Count how many lines have the word "传奇战神" in them. Reply with that number by itself.
Start of Excerpted records
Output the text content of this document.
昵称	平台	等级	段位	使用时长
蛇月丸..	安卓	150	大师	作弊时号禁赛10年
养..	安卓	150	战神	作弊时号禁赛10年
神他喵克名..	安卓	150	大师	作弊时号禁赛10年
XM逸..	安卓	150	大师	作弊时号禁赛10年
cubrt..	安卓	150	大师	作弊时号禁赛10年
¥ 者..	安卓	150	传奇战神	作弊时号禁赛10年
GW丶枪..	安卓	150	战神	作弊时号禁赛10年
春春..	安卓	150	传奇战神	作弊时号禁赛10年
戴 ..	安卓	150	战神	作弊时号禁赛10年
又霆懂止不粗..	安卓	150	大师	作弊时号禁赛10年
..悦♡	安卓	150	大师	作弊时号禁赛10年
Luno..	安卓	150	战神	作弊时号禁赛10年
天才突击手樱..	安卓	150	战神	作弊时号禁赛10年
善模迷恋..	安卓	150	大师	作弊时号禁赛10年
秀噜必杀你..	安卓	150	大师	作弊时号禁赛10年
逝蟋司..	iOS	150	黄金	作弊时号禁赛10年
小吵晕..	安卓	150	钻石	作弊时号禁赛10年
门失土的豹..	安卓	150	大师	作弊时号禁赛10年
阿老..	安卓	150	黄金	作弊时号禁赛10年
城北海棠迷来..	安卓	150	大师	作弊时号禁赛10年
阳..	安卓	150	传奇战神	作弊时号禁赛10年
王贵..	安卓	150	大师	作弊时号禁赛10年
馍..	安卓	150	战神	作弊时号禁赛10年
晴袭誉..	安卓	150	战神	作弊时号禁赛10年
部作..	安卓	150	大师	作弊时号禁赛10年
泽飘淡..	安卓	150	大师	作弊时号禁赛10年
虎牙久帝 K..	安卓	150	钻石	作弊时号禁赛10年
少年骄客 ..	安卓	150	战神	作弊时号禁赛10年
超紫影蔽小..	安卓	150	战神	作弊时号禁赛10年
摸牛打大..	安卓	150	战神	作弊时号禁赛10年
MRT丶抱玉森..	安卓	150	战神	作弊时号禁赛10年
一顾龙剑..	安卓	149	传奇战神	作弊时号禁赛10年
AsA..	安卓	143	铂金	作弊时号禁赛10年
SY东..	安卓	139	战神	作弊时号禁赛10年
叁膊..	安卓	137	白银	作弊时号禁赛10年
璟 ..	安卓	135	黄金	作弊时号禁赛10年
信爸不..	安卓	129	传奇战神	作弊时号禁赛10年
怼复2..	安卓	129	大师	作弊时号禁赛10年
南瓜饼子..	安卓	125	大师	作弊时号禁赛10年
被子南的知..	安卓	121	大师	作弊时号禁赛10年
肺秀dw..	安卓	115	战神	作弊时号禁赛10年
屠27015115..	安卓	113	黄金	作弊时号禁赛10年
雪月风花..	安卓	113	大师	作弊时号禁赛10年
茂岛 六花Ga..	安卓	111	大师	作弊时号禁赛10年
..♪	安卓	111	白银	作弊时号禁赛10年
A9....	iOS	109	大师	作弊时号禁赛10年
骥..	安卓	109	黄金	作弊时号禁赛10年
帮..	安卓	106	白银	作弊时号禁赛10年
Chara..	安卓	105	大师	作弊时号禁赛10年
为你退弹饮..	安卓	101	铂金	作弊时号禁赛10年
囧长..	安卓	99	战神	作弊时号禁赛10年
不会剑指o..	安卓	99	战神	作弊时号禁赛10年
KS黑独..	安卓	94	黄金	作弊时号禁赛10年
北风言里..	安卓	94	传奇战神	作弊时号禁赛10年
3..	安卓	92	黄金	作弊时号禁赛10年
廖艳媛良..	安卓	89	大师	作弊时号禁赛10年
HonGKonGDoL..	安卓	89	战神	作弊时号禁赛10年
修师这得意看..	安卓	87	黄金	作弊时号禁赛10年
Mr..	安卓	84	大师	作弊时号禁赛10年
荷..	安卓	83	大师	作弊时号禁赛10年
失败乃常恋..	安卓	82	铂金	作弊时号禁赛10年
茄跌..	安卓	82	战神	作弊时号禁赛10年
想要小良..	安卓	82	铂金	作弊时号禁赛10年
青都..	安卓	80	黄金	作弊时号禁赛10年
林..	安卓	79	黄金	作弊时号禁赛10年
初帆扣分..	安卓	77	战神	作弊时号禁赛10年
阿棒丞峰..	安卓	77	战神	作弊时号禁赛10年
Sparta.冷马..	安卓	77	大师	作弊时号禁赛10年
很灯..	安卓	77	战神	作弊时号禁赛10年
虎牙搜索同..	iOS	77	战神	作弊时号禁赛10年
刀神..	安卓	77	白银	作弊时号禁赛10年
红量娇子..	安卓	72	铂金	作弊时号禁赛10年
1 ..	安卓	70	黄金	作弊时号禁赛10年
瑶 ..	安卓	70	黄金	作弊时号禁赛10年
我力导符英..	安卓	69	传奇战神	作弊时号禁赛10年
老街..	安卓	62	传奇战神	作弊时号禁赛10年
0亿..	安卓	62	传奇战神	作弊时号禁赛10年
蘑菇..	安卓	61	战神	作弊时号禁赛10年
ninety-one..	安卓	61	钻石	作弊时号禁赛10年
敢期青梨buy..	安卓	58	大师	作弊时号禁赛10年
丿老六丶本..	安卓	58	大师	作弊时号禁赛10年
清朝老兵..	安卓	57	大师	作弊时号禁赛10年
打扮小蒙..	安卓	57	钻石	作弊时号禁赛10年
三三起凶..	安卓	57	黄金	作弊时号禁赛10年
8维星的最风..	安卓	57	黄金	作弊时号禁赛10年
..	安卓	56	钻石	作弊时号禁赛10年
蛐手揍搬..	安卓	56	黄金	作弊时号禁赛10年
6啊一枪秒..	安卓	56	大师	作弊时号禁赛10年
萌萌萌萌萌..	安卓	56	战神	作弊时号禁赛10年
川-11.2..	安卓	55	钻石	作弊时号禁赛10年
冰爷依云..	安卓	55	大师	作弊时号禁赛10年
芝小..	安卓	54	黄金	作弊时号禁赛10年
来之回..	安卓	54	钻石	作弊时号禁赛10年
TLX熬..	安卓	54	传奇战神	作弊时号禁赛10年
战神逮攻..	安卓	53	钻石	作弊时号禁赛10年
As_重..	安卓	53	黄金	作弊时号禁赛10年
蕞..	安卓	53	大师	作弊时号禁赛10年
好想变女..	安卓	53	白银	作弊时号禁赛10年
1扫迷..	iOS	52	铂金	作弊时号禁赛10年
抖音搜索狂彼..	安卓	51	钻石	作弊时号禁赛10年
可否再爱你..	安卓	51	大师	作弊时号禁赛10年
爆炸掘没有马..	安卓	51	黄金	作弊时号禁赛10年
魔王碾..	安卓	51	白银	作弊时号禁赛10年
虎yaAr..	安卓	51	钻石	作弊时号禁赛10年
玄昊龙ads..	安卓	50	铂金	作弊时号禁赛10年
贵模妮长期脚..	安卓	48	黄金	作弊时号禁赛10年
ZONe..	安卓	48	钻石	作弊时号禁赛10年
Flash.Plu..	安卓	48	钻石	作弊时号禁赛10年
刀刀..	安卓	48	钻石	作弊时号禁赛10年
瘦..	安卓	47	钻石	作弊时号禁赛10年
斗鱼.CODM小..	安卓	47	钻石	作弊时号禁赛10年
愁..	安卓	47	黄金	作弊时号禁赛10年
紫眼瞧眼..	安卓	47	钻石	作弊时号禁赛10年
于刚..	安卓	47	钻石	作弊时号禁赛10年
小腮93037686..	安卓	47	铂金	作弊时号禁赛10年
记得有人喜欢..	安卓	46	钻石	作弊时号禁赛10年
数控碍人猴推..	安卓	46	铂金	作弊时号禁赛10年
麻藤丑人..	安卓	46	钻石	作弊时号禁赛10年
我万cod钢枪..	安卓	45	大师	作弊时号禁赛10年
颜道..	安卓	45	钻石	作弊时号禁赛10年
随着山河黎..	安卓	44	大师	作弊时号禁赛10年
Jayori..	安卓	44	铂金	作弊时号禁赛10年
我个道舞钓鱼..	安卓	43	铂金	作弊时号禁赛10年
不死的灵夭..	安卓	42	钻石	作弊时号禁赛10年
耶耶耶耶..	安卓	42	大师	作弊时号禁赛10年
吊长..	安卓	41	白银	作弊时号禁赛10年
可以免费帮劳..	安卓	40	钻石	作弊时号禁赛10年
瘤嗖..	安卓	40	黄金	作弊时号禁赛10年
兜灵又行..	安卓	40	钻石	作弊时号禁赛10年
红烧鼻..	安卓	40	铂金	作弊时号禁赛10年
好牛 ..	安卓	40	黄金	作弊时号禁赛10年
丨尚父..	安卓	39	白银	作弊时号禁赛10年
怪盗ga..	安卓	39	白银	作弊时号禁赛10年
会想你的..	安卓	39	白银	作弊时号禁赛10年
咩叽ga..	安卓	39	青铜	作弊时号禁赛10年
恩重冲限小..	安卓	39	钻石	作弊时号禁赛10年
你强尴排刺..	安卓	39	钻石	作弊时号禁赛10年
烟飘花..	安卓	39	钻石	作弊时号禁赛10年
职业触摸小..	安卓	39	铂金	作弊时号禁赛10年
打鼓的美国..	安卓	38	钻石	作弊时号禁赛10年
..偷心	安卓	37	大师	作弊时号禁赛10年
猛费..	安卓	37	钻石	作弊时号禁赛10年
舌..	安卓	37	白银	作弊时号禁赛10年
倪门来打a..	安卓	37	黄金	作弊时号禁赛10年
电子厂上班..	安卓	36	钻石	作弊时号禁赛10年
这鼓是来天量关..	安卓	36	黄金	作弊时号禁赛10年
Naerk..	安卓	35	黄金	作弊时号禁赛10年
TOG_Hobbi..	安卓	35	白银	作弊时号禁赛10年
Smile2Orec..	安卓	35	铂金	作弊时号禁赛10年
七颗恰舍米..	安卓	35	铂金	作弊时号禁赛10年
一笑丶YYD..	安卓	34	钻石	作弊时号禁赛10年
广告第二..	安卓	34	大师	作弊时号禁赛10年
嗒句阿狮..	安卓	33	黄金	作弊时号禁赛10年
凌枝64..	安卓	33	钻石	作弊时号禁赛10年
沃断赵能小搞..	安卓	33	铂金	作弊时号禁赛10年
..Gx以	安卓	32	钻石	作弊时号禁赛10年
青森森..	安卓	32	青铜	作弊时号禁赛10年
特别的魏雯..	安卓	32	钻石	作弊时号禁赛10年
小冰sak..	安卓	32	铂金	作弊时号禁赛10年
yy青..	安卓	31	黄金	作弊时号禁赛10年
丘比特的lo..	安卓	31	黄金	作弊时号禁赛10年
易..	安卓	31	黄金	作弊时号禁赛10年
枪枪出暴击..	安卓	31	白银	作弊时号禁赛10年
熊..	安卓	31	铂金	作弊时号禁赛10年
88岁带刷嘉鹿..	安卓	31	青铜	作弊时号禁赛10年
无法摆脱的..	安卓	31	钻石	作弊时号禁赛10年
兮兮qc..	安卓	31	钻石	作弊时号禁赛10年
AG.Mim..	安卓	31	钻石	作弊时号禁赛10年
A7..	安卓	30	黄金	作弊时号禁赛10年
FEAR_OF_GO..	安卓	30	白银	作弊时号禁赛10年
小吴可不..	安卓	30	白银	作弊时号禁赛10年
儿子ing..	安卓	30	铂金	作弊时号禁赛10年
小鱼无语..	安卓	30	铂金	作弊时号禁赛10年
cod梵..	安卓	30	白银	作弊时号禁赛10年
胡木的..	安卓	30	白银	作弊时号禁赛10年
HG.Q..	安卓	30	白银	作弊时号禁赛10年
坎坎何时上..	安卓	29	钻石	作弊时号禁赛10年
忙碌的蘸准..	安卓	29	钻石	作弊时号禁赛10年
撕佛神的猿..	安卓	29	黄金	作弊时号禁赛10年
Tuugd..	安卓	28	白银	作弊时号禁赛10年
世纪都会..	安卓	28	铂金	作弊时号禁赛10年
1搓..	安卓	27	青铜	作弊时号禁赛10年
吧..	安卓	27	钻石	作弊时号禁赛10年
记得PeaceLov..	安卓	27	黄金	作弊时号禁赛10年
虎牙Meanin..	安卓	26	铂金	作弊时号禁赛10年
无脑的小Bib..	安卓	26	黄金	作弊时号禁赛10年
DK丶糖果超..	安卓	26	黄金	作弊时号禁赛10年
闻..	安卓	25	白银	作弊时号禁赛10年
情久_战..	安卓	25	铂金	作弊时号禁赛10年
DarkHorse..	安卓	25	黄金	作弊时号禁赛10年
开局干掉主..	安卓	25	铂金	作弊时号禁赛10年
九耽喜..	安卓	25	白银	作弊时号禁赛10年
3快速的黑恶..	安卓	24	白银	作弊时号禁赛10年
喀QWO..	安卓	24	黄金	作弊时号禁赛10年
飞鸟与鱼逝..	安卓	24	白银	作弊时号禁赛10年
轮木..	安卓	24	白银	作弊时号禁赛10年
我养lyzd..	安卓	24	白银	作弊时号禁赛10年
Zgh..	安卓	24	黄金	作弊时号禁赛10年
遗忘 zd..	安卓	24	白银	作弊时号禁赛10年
End of Excerpted records
- Answer to this exercise
10